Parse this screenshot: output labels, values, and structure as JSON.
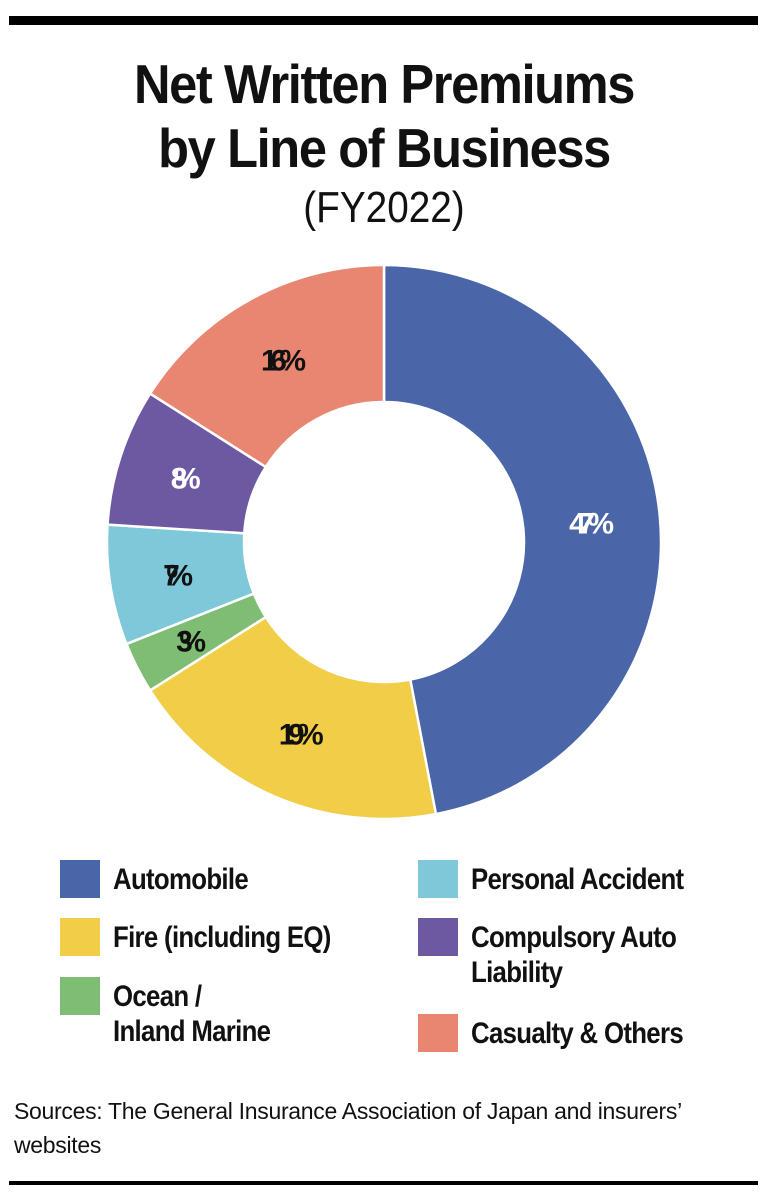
{
  "header": {
    "title_line1": "Net Written Premiums",
    "title_line2": "by Line of Business",
    "subtitle": "(FY2022)"
  },
  "legend": {
    "items": [
      {
        "label": "Automobile",
        "color": "#4a66a9"
      },
      {
        "label": "Fire (including EQ)",
        "color": "#f2cd48"
      },
      {
        "label": "Ocean /\nInland Marine",
        "color": "#80bd74"
      },
      {
        "label": "Personal Accident",
        "color": "#7ec8d9"
      },
      {
        "label": "Compulsory Auto\nLiability",
        "color": "#6d59a2"
      },
      {
        "label": "Casualty & Others",
        "color": "#e88672"
      }
    ]
  },
  "footer": {
    "source": "Sources: The General Insurance Association of Japan and insurers’ websites"
  },
  "chart_data": {
    "type": "pie",
    "subtype": "donut",
    "title": "Net Written Premiums by Line of Business",
    "subtitle": "(FY2022)",
    "categories": [
      "Automobile",
      "Fire (including EQ)",
      "Ocean / Inland Marine",
      "Personal Accident",
      "Compulsory Auto Liability",
      "Casualty & Others"
    ],
    "values": [
      47,
      19,
      3,
      7,
      8,
      16
    ],
    "labels": [
      "47%",
      "19%",
      "3%",
      "7%",
      "8%",
      "16%"
    ],
    "colors": [
      "#4a66a9",
      "#f2cd48",
      "#80bd74",
      "#7ec8d9",
      "#6d59a2",
      "#e88672"
    ],
    "label_colors": [
      "#ffffff",
      "#111111",
      "#111111",
      "#111111",
      "#ffffff",
      "#111111"
    ],
    "unit": "%",
    "start_angle": "12 o'clock, clockwise",
    "legend_position": "bottom, two columns",
    "source": "Sources: The General Insurance Association of Japan and insurers’ websites"
  }
}
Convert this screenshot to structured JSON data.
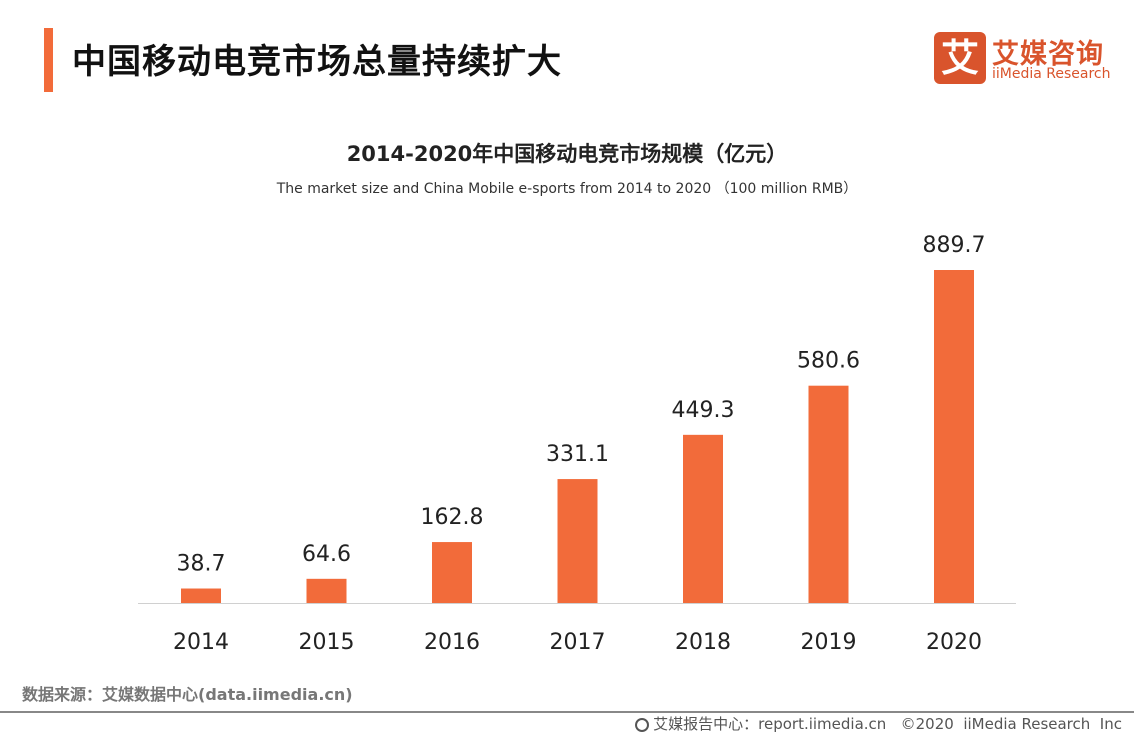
{
  "header": {
    "title": "中国移动电竞市场总量持续扩大"
  },
  "logo": {
    "mark": "艾",
    "name_cn": "艾媒咨询",
    "name_en": "iiMedia Research"
  },
  "colors": {
    "accent": "#f26b3a",
    "bar": "#f26b3a",
    "logo": "#d9542c"
  },
  "chart_data": {
    "type": "bar",
    "title": "2014-2020年中国移动电竞市场规模（亿元）",
    "subtitle": "The market size and China Mobile e-sports from 2014 to 2020 （100 million RMB）",
    "categories": [
      "2014",
      "2015",
      "2016",
      "2017",
      "2018",
      "2019",
      "2020"
    ],
    "values": [
      38.7,
      64.6,
      162.8,
      331.1,
      449.3,
      580.6,
      889.7
    ],
    "data_labels": [
      "38.7",
      "64.6",
      "162.8",
      "331.1",
      "449.3",
      "580.6",
      "889.7"
    ],
    "ylim": [
      0,
      889.7
    ],
    "grid": false,
    "xlabel": "",
    "ylabel": ""
  },
  "source": "数据来源：艾媒数据中心(data.iimedia.cn)",
  "footer": {
    "icon": "globe-icon",
    "text": "艾媒报告中心：report.iimedia.cn   ©2020  iiMedia Research  Inc"
  }
}
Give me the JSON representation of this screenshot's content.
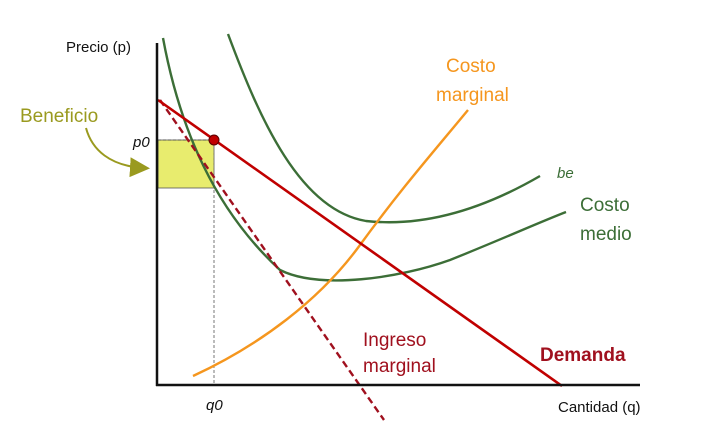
{
  "axes": {
    "y_label": "Precio (p)",
    "x_label": "Cantidad (q)"
  },
  "labels": {
    "profit": "Beneficio",
    "p0": "p0",
    "q0": "q0",
    "be": "be",
    "marginal_cost_line1": "Costo",
    "marginal_cost_line2": "marginal",
    "average_cost_line1": "Costo",
    "average_cost_line2": "medio",
    "marginal_revenue_line1": "Ingreso",
    "marginal_revenue_line2": "marginal",
    "demand": "Demanda"
  },
  "colors": {
    "demand": "#c00000",
    "marginal_revenue": "#a0101e",
    "marginal_cost": "#f5961e",
    "average_cost": "#3c6e37",
    "profit_fill": "#e8ec6e",
    "profit_label": "#9a9a1f",
    "axis": "#111111"
  }
}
* * *
* _What the task asks_
Copy out every line of the material above exactly, skipping the pictures.

* _Output of the exercise_
Parse this screenshot: output labels, values, and structure as JSON.
{
  "header": {
    "title_line1": "Net Written Premiums",
    "title_line2": "by Line of Business",
    "subtitle": "(FY2022)"
  },
  "legend": {
    "items": [
      {
        "label": "Automobile",
        "color": "#4a66a9"
      },
      {
        "label": "Fire (including EQ)",
        "color": "#f2cd48"
      },
      {
        "label": "Ocean /\nInland Marine",
        "color": "#80bd74"
      },
      {
        "label": "Personal Accident",
        "color": "#7ec8d9"
      },
      {
        "label": "Compulsory Auto\nLiability",
        "color": "#6d59a2"
      },
      {
        "label": "Casualty & Others",
        "color": "#e88672"
      }
    ]
  },
  "footer": {
    "source": "Sources: The General Insurance Association of Japan and insurers’ websites"
  },
  "chart_data": {
    "type": "pie",
    "subtype": "donut",
    "title": "Net Written Premiums by Line of Business",
    "subtitle": "(FY2022)",
    "categories": [
      "Automobile",
      "Fire (including EQ)",
      "Ocean / Inland Marine",
      "Personal Accident",
      "Compulsory Auto Liability",
      "Casualty & Others"
    ],
    "values": [
      47,
      19,
      3,
      7,
      8,
      16
    ],
    "labels": [
      "47%",
      "19%",
      "3%",
      "7%",
      "8%",
      "16%"
    ],
    "colors": [
      "#4a66a9",
      "#f2cd48",
      "#80bd74",
      "#7ec8d9",
      "#6d59a2",
      "#e88672"
    ],
    "label_colors": [
      "#ffffff",
      "#111111",
      "#111111",
      "#111111",
      "#ffffff",
      "#111111"
    ],
    "unit": "%",
    "start_angle": "12 o'clock, clockwise",
    "legend_position": "bottom, two columns",
    "source": "Sources: The General Insurance Association of Japan and insurers’ websites"
  }
}
Convert this screenshot to structured JSON data.
{
  "header": {
    "title": "中国移动电竞市场总量持续扩大"
  },
  "logo": {
    "mark": "艾",
    "name_cn": "艾媒咨询",
    "name_en": "iiMedia Research"
  },
  "colors": {
    "accent": "#f26b3a",
    "bar": "#f26b3a",
    "logo": "#d9542c"
  },
  "chart_data": {
    "type": "bar",
    "title": "2014-2020年中国移动电竞市场规模（亿元）",
    "subtitle": "The market size and China Mobile e-sports from 2014 to 2020 （100 million RMB）",
    "categories": [
      "2014",
      "2015",
      "2016",
      "2017",
      "2018",
      "2019",
      "2020"
    ],
    "values": [
      38.7,
      64.6,
      162.8,
      331.1,
      449.3,
      580.6,
      889.7
    ],
    "data_labels": [
      "38.7",
      "64.6",
      "162.8",
      "331.1",
      "449.3",
      "580.6",
      "889.7"
    ],
    "ylim": [
      0,
      889.7
    ],
    "grid": false,
    "xlabel": "",
    "ylabel": ""
  },
  "source": "数据来源：艾媒数据中心(data.iimedia.cn)",
  "footer": {
    "icon": "globe-icon",
    "text": "艾媒报告中心：report.iimedia.cn   ©2020  iiMedia Research  Inc"
  }
}
Give me the JSON representation of this screenshot's content.
{
  "axes": {
    "y_label": "Precio (p)",
    "x_label": "Cantidad (q)"
  },
  "labels": {
    "profit": "Beneficio",
    "p0": "p0",
    "q0": "q0",
    "be": "be",
    "marginal_cost_line1": "Costo",
    "marginal_cost_line2": "marginal",
    "average_cost_line1": "Costo",
    "average_cost_line2": "medio",
    "marginal_revenue_line1": "Ingreso",
    "marginal_revenue_line2": "marginal",
    "demand": "Demanda"
  },
  "colors": {
    "demand": "#c00000",
    "marginal_revenue": "#a0101e",
    "marginal_cost": "#f5961e",
    "average_cost": "#3c6e37",
    "profit_fill": "#e8ec6e",
    "profit_label": "#9a9a1f",
    "axis": "#111111"
  }
}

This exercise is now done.